◆ Short task: Output each entry below as it stands, leaving out every picture.
>> START
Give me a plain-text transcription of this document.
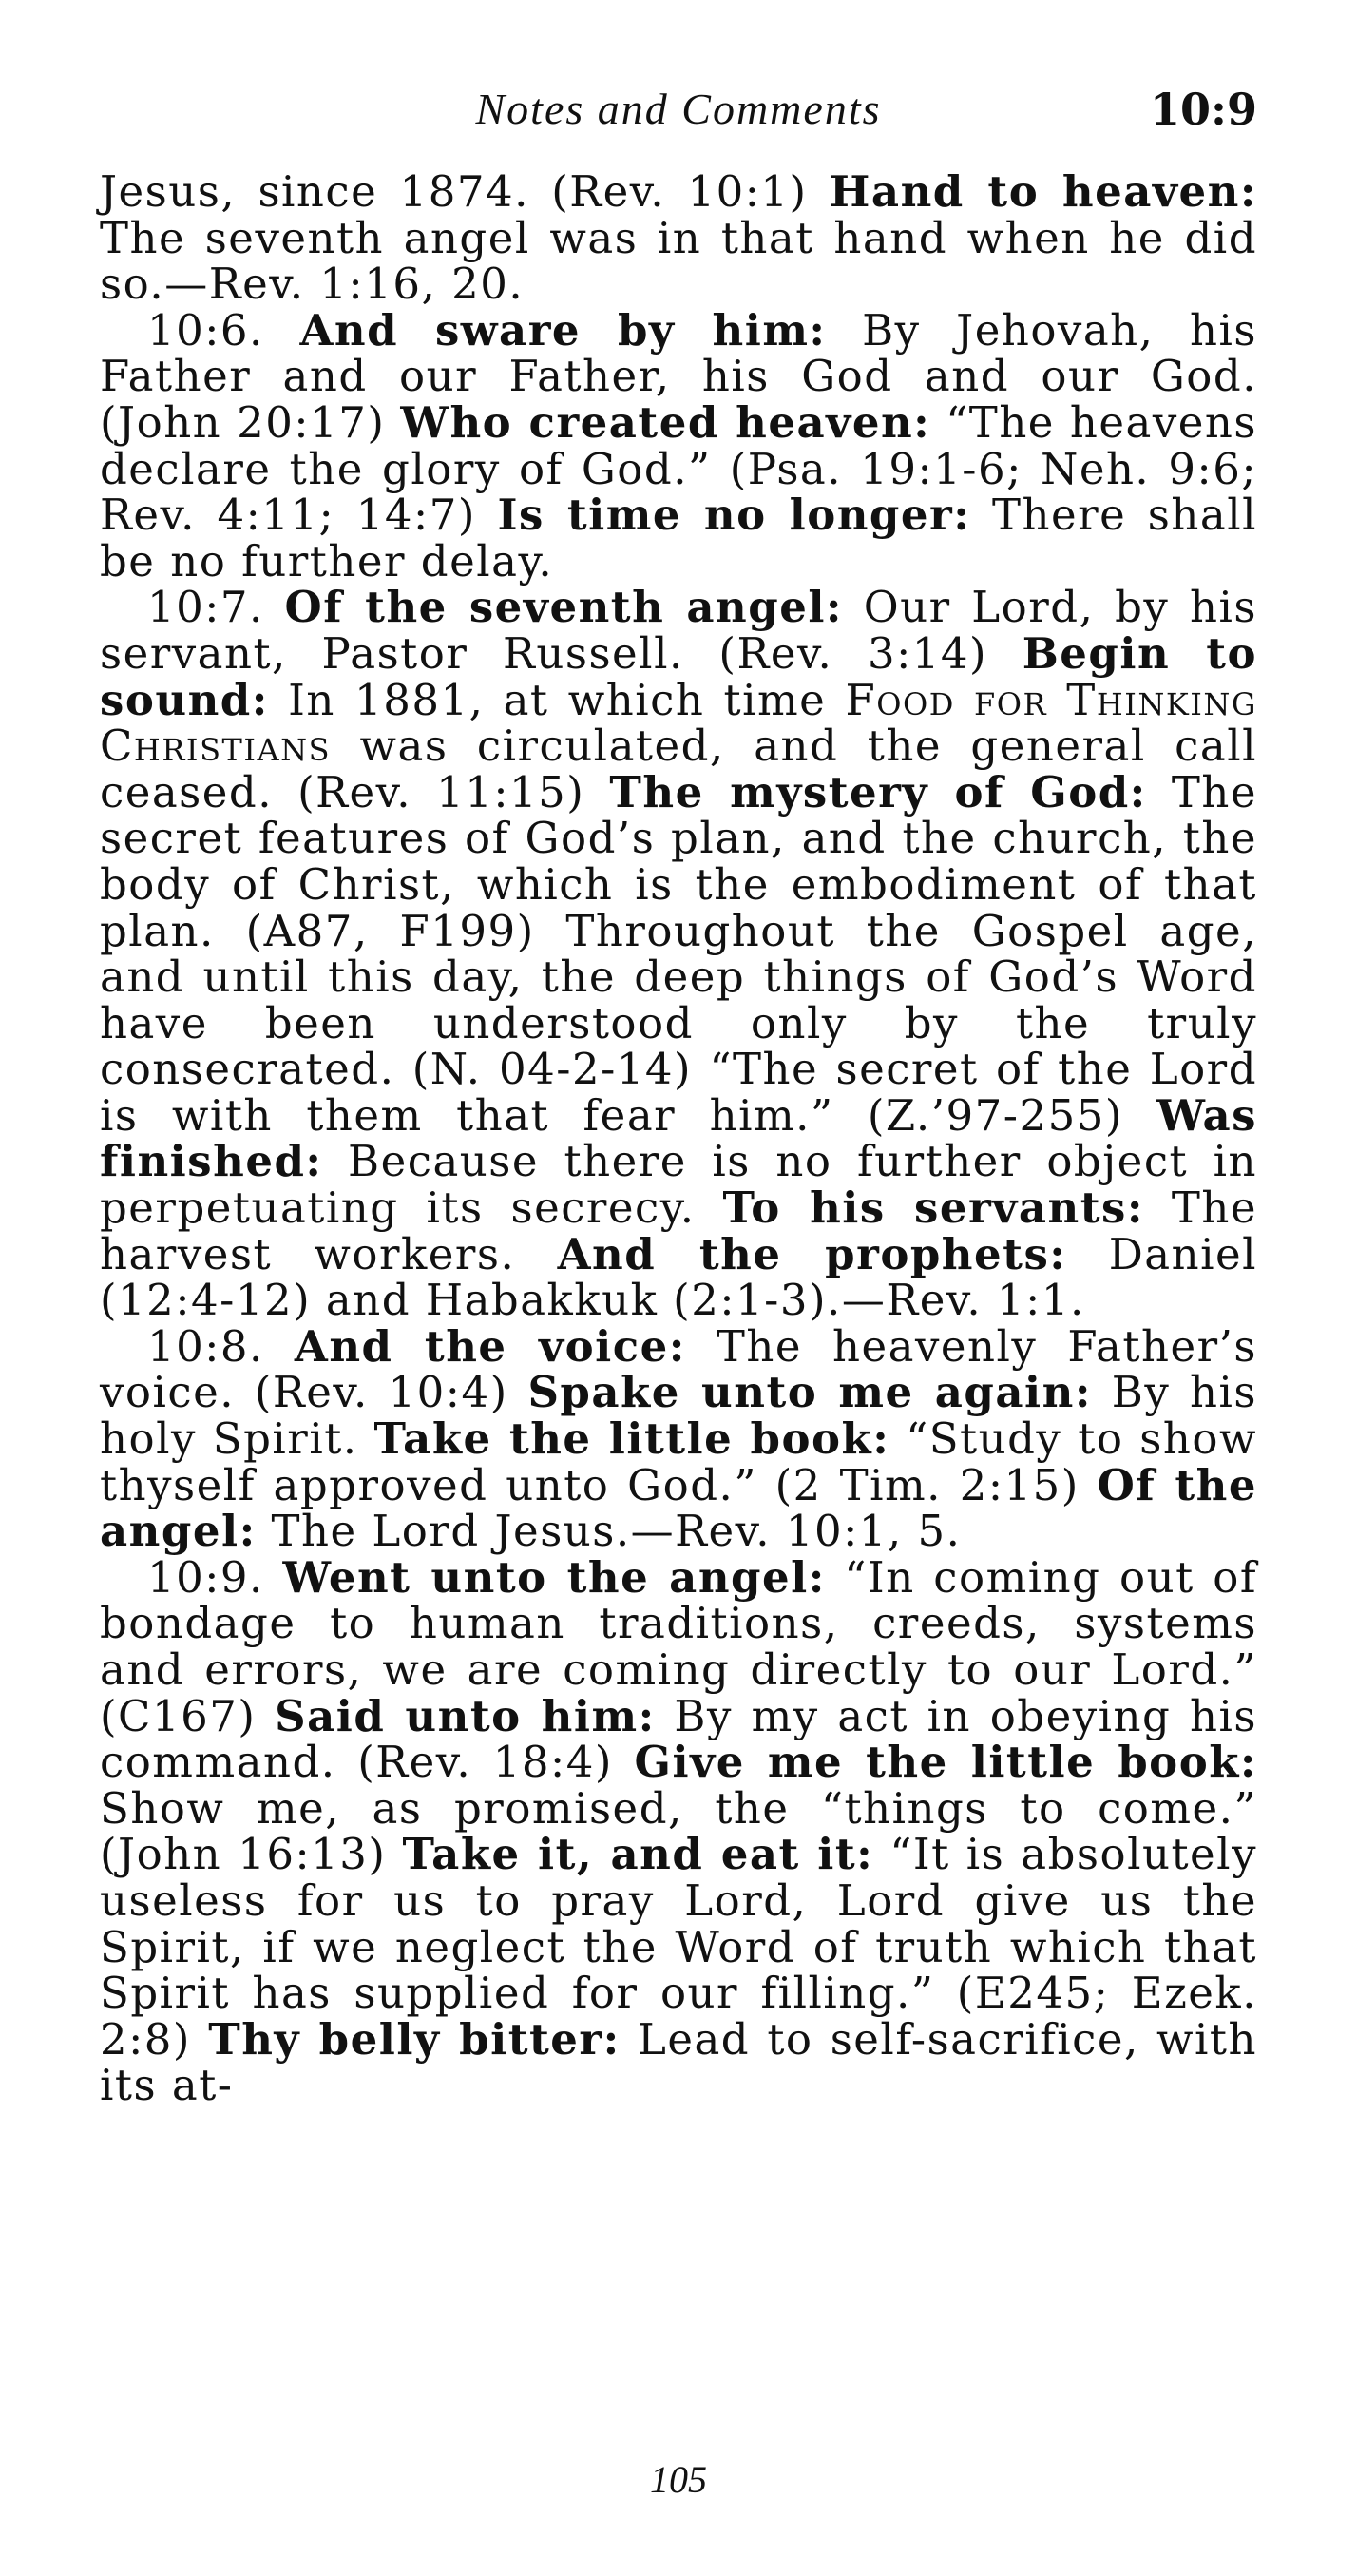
Notes and Comments	10:9

Jesus, since 1874. (Rev. 10:1) Hand to heaven: The seventh angel was in that hand when he did so.—Rev. 1:16, 20.

10:6. And sware by him: By Jehovah, his Father and our Father, his God and our God. (John 20:17) Who created heaven: “The heavens declare the glory of God.” (Psa. 19:1-6; Neh. 9:6; Rev. 4:11; 14:7) Is time no longer: There shall be no further delay.

10:7. Of the seventh angel: Our Lord, by his servant, Pastor Russell. (Rev. 3:14) Begin to sound: In 1881, at which time Food for Thinking Christians was circulated, and the general call ceased. (Rev. 11:15) The mystery of God: The secret features of God’s plan, and the church, the body of Christ, which is the embodiment of that plan. (A87, F199) Throughout the Gospel age, and until this day, the deep things of God’s Word have been understood only by the truly consecrated. (N. 04-2-14) “The secret of the Lord is with them that fear him.” (Z.’97-255) Was finished: Because there is no further object in perpetuating its secrecy. To his servants: The harvest workers. And the prophets: Daniel (12:4-12) and Habakkuk (2:1-3).—Rev. 1:1.

10:8. And the voice: The heavenly Father’s voice. (Rev. 10:4) Spake unto me again: By his holy Spirit. Take the little book: “Study to show thyself approved unto God.” (2 Tim. 2:15) Of the angel: The Lord Jesus.—Rev. 10:1, 5.

10:9. Went unto the angel: “In coming out of bondage to human traditions, creeds, systems and errors, we are coming directly to our Lord.” (C167) Said unto him: By my act in obeying his command. (Rev. 18:4) Give me the little book: Show me, as promised, the “things to come.” (John 16:13) Take it, and eat it: “It is absolutely useless for us to pray Lord, Lord give us the Spirit, if we neglect the Word of truth which that Spirit has supplied for our filling.” (E245; Ezek. 2:8) Thy belly bitter: Lead to self-sacrifice, with its at-

105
>> END
◆ Full answer:
Give me a plain-text transcription of this document.
Notes and Comments	10:9

Jesus, since 1874. (Rev. 10:1) Hand to heaven: The seventh angel was in that hand when he did so.—Rev. 1:16, 20.

10:6. And sware by him: By Jehovah, his Father and our Father, his God and our God. (John 20:17) Who created heaven: “The heavens declare the glory of God.” (Psa. 19:1-6; Neh. 9:6; Rev. 4:11; 14:7) Is time no longer: There shall be no further delay.

10:7. Of the seventh angel: Our Lord, by his servant, Pastor Russell. (Rev. 3:14) Begin to sound: In 1881, at which time Food for Thinking Christians was circulated, and the general call ceased. (Rev. 11:15) The mystery of God: The secret features of God’s plan, and the church, the body of Christ, which is the embodiment of that plan. (A87, F199) Throughout the Gospel age, and until this day, the deep things of God’s Word have been understood only by the truly consecrated. (N. 04-2-14) “The secret of the Lord is with them that fear him.” (Z.’97-255) Was finished: Because there is no further object in perpetuating its secrecy. To his servants: The harvest workers. And the prophets: Daniel (12:4-12) and Habakkuk (2:1-3).—Rev. 1:1.

10:8. And the voice: The heavenly Father’s voice. (Rev. 10:4) Spake unto me again: By his holy Spirit. Take the little book: “Study to show thyself approved unto God.” (2 Tim. 2:15) Of the angel: The Lord Jesus.—Rev. 10:1, 5.

10:9. Went unto the angel: “In coming out of bondage to human traditions, creeds, systems and errors, we are coming directly to our Lord.” (C167) Said unto him: By my act in obeying his command. (Rev. 18:4) Give me the little book: Show me, as promised, the “things to come.” (John 16:13) Take it, and eat it: “It is absolutely useless for us to pray Lord, Lord give us the Spirit, if we neglect the Word of truth which that Spirit has supplied for our filling.” (E245; Ezek. 2:8) Thy belly bitter: Lead to self-sacrifice, with its at-

105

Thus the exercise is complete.